## Brief
From the listing below, copy every line with the word "Kontonummern".

## Supplied information
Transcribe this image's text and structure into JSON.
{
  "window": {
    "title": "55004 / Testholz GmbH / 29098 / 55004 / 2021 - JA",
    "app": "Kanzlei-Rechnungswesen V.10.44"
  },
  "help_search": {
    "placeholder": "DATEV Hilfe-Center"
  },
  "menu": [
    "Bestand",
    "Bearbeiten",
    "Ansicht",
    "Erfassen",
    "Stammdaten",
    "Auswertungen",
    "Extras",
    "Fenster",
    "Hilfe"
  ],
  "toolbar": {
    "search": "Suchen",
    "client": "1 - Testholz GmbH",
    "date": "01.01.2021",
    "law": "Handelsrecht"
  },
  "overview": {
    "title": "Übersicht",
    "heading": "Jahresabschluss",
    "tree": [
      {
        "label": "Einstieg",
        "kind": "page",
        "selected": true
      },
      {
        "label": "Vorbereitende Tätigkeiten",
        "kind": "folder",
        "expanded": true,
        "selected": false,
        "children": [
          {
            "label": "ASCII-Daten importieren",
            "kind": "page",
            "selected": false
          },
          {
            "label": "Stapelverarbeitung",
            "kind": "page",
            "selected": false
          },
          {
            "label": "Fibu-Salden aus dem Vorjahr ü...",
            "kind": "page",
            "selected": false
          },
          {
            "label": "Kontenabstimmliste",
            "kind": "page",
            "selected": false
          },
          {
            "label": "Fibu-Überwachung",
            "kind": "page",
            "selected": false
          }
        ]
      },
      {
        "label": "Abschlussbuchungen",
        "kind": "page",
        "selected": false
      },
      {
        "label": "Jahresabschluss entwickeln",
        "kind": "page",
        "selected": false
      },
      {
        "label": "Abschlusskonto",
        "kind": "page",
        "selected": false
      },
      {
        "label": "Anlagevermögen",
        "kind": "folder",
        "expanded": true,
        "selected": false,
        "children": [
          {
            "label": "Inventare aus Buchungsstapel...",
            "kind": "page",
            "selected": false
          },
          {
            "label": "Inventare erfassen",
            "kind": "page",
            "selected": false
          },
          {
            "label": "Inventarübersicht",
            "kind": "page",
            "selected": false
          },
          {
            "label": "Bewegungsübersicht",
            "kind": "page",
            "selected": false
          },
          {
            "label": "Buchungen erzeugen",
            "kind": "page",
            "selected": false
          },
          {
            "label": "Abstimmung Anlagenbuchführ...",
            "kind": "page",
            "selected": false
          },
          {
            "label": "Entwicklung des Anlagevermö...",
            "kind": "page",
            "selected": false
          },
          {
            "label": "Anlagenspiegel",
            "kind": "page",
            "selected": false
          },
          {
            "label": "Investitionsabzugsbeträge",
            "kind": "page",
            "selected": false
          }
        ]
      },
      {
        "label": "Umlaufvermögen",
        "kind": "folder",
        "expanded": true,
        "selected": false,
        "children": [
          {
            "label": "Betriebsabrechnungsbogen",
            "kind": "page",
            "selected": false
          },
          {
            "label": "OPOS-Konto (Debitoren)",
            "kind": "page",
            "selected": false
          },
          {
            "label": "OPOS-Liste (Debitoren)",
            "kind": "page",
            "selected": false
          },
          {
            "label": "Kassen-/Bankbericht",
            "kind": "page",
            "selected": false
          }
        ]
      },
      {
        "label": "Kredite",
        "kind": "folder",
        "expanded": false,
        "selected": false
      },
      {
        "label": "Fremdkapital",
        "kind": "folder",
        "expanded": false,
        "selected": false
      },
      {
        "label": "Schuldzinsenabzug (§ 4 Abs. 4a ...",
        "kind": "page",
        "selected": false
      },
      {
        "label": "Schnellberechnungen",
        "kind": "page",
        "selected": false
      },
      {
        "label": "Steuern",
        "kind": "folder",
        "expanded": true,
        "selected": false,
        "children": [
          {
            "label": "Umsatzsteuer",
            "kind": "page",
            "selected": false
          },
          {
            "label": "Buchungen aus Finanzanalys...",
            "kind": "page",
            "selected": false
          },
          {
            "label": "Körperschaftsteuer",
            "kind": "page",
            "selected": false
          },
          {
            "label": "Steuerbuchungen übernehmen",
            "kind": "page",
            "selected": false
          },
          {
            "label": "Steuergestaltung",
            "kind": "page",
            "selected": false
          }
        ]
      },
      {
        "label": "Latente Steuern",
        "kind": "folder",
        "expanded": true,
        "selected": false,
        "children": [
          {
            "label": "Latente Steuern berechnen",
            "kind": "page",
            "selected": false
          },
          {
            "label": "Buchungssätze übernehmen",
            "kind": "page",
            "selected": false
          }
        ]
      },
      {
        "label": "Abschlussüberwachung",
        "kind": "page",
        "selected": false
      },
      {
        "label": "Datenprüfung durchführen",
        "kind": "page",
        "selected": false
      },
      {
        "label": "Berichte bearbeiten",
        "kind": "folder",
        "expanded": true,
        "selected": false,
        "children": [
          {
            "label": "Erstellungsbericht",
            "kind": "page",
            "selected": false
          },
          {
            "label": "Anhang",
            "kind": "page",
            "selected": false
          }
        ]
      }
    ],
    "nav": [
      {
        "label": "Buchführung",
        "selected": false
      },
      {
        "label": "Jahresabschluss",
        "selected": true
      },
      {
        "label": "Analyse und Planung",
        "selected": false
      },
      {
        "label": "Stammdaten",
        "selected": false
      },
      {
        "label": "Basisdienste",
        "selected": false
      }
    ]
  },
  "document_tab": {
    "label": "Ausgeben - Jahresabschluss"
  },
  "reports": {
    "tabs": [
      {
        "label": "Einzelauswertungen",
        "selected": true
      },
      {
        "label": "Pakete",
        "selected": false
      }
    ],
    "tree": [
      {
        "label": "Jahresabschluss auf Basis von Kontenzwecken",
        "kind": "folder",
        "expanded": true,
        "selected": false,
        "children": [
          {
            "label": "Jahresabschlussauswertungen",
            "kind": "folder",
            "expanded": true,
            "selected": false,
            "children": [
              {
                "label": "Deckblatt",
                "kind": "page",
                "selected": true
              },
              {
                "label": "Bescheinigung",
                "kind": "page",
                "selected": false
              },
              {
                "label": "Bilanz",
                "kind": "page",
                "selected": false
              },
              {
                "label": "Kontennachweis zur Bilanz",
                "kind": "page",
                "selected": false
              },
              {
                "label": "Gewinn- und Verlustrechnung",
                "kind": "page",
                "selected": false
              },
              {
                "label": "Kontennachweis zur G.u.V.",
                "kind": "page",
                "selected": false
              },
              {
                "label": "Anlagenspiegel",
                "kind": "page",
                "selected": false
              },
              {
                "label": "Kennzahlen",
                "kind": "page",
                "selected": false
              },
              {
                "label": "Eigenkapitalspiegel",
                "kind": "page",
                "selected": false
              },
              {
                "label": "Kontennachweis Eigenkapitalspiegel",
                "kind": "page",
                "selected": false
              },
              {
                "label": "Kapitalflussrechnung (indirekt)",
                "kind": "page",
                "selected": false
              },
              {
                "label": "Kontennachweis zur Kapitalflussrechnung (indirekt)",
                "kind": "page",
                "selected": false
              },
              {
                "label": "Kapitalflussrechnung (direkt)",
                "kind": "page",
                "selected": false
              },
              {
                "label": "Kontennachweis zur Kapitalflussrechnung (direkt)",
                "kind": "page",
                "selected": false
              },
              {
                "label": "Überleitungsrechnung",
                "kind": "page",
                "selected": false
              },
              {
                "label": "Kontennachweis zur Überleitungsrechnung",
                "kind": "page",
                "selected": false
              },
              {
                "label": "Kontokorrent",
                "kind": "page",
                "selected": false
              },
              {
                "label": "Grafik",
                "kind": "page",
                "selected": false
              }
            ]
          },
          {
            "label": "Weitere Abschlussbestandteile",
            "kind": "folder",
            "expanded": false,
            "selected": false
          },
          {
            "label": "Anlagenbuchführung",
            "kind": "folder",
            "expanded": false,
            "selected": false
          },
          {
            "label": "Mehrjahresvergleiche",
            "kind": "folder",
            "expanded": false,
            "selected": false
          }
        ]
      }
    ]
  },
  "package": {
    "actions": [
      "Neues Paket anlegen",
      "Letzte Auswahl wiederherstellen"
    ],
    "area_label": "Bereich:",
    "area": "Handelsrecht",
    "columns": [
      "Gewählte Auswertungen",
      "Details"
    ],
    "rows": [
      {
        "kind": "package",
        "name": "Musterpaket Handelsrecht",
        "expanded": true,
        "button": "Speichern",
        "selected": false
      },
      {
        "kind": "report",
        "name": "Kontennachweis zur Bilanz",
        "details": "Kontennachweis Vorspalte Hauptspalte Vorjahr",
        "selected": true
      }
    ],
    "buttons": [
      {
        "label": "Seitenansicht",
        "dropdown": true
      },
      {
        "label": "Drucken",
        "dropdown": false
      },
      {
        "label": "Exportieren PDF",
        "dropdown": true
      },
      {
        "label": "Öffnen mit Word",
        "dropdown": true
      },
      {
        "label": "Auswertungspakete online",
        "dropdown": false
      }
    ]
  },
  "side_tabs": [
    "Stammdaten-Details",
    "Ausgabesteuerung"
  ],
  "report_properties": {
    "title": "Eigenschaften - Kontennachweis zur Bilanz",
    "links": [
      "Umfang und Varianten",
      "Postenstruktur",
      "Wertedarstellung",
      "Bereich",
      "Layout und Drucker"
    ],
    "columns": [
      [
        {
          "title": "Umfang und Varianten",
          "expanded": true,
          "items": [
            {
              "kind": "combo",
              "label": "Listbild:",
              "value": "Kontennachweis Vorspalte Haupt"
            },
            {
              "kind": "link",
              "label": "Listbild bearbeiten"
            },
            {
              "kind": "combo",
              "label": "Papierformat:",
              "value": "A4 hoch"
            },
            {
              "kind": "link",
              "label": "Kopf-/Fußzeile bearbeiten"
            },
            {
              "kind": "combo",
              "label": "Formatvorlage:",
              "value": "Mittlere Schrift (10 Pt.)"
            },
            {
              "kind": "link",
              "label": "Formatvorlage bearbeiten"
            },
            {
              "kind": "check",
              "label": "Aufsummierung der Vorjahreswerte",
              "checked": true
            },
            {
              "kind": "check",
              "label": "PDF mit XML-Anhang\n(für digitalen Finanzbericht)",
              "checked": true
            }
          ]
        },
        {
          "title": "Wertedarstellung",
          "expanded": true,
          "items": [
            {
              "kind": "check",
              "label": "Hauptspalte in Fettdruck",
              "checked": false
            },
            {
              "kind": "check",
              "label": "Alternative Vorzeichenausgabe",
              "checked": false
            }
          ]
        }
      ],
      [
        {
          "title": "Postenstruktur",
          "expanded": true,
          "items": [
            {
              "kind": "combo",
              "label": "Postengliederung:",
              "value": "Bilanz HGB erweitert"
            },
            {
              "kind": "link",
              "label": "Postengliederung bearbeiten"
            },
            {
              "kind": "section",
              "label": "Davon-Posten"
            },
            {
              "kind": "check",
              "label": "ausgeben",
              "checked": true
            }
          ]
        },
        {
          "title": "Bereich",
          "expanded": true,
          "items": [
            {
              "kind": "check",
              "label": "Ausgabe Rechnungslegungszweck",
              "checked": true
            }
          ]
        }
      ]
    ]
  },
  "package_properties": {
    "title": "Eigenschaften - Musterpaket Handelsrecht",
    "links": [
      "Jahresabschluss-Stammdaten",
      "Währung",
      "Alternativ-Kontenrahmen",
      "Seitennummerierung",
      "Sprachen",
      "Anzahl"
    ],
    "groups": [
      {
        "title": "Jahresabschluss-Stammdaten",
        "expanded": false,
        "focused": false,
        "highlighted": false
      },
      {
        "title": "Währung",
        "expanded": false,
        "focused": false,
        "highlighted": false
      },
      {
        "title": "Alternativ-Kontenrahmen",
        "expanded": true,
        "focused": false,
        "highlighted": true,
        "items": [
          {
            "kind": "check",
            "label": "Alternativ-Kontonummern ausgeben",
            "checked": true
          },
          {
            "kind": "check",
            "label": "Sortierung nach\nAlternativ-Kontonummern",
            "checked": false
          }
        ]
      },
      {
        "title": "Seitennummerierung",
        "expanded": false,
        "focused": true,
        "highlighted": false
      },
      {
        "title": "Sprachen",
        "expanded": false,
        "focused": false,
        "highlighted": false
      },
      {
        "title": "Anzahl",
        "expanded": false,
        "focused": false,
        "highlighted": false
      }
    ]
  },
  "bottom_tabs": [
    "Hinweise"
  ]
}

## Expected answer
            "label": "Alternativ-Kontonummern ausgeben",
            "label": "Sortierung nach\nAlternativ-Kontonummern",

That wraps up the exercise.